WRITTEN PROBLEM
Restate the complete material exactly.

DATA TO USE
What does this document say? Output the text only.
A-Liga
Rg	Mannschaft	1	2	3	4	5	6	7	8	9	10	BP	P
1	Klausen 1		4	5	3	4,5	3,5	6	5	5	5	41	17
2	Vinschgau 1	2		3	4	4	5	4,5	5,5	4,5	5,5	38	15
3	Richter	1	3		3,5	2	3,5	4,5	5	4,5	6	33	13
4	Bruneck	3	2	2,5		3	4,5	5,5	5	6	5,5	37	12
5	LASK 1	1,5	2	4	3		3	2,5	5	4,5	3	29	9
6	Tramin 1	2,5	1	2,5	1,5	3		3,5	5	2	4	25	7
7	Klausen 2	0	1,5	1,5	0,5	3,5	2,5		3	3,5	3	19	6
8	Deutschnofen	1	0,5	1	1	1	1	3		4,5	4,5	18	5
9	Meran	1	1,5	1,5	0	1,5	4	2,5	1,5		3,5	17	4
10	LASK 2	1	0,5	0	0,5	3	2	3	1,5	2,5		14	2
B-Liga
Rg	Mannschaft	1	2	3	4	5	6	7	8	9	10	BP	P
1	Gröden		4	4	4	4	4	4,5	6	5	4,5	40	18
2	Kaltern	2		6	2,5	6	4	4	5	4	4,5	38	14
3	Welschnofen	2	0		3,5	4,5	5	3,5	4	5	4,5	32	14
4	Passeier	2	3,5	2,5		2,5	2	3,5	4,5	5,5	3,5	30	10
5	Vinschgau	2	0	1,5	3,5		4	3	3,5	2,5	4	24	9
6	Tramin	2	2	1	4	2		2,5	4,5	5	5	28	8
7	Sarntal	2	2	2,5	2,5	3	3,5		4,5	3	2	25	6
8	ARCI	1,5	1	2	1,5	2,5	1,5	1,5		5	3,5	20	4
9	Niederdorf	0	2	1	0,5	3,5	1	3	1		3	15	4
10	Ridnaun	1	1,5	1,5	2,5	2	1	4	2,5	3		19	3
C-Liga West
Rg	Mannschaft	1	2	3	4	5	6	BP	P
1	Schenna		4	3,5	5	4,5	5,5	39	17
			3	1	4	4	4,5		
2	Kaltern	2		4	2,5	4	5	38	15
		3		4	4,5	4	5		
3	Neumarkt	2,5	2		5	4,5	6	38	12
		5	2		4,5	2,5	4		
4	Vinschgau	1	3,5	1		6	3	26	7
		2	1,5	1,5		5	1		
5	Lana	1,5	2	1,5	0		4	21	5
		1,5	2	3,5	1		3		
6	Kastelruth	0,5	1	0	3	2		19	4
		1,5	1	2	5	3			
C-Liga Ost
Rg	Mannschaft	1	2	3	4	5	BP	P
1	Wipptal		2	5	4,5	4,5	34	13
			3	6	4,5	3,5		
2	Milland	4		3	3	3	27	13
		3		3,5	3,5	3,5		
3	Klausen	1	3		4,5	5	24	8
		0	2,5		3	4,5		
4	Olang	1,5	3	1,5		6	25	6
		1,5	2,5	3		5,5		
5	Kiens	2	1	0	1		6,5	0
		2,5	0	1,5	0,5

SOLVED EXERCISE
What does this document say? Output the text only.
A-Liga
Rg	Mannschaft	1	2	3	4	5	6	7	8	9	10	BP	P
1	Klausen 1		4	5	3	4,5	3,5	6	5	5	5	41	17
2	Vinschgau 1	2		3	4	4	5	4,5	5,5	4,5	5,5	38	15
3	Richter	1	3		3,5	2	3,5	4,5	5	4,5	6	33	13
4	Bruneck	3	2	2,5		3	4,5	5,5	5	6	5,5	37	12
5	LASK 1	1,5	2	4	3		3	2,5	5	4,5	3	29	9
6	Tramin 1	2,5	1	2,5	1,5	3		3,5	5	2	4	25	7
7	Klausen 2	0	1,5	1,5	0,5	3,5	2,5		3	3,5	3	19	6
8	Deutschnofen	1	0,5	1	1	1	1	3		4,5	4,5	18	5
9	Meran	1	1,5	1,5	0	1,5	4	2,5	1,5		3,5	17	4
10	LASK 2	1	0,5	0	0,5	3	2	3	1,5	2,5		14	2
B-Liga
Rg	Mannschaft	1	2	3	4	5	6	7	8	9	10	BP	P
1	Gröden		4	4	4	4	4	4,5	6	5	4,5	40	18
2	Kaltern	2		6	2,5	6	4	4	5	4	4,5	38	14
3	Welschnofen	2	0		3,5	4,5	5	3,5	4	5	4,5	32	14
4	Passeier	2	3,5	2,5		2,5	2	3,5	4,5	5,5	3,5	30	10
5	Vinschgau	2	0	1,5	3,5		4	3	3,5	2,5	4	24	9
6	Tramin	2	2	1	4	2		2,5	4,5	5	5	28	8
7	Sarntal	2	2	2,5	2,5	3	3,5		4,5	3	2	25	6
8	ARCI	1,5	1	2	1,5	2,5	1,5	1,5		5	3,5	20	4
9	Niederdorf	0	2	1	0,5	3,5	1	3	1		3	15	4
10	Ridnaun	1	1,5	1,5	2,5	2	1	4	2,5	3		19	3
C-Liga West
Rg	Mannschaft	1	2	3	4	5	6	BP	P
1	Schenna		4	3,5	5	4,5	5,5	39	17
			3	1	4	4	4,5		
2	Kaltern	2		4	2,5	4	5	38	15
		3		4	4,5	4	5		
3	Neumarkt	2,5	2		5	4,5	6	38	12
		5	2		4,5	2,5	4		
4	Vinschgau	1	3,5	1		6	3	26	7
		2	1,5	1,5		5	1		
5	Lana	1,5	2	1,5	0		4	21	5
		1,5	2	3,5	1		3		
6	Kastelruth	0,5	1	0	3	2		19	4
		1,5	1	2	5	3			
C-Liga Ost
Rg	Mannschaft	1	2	3	4	5	BP	P
1	Wipptal		2	5	4,5	4,5	34	13
			3	6	4,5	3,5		
2	Milland	4		3	3	3	27	13
		3		3,5	3,5	3,5		
3	Klausen	1	3		4,5	5	24	8
		0	2,5		3	4,5		
4	Olang	1,5	3	1,5		6	25	6
		1,5	2,5	3		5,5		
5	Kiens	2	1	0	1		6,5	0
		2,5	0	1,5	0,5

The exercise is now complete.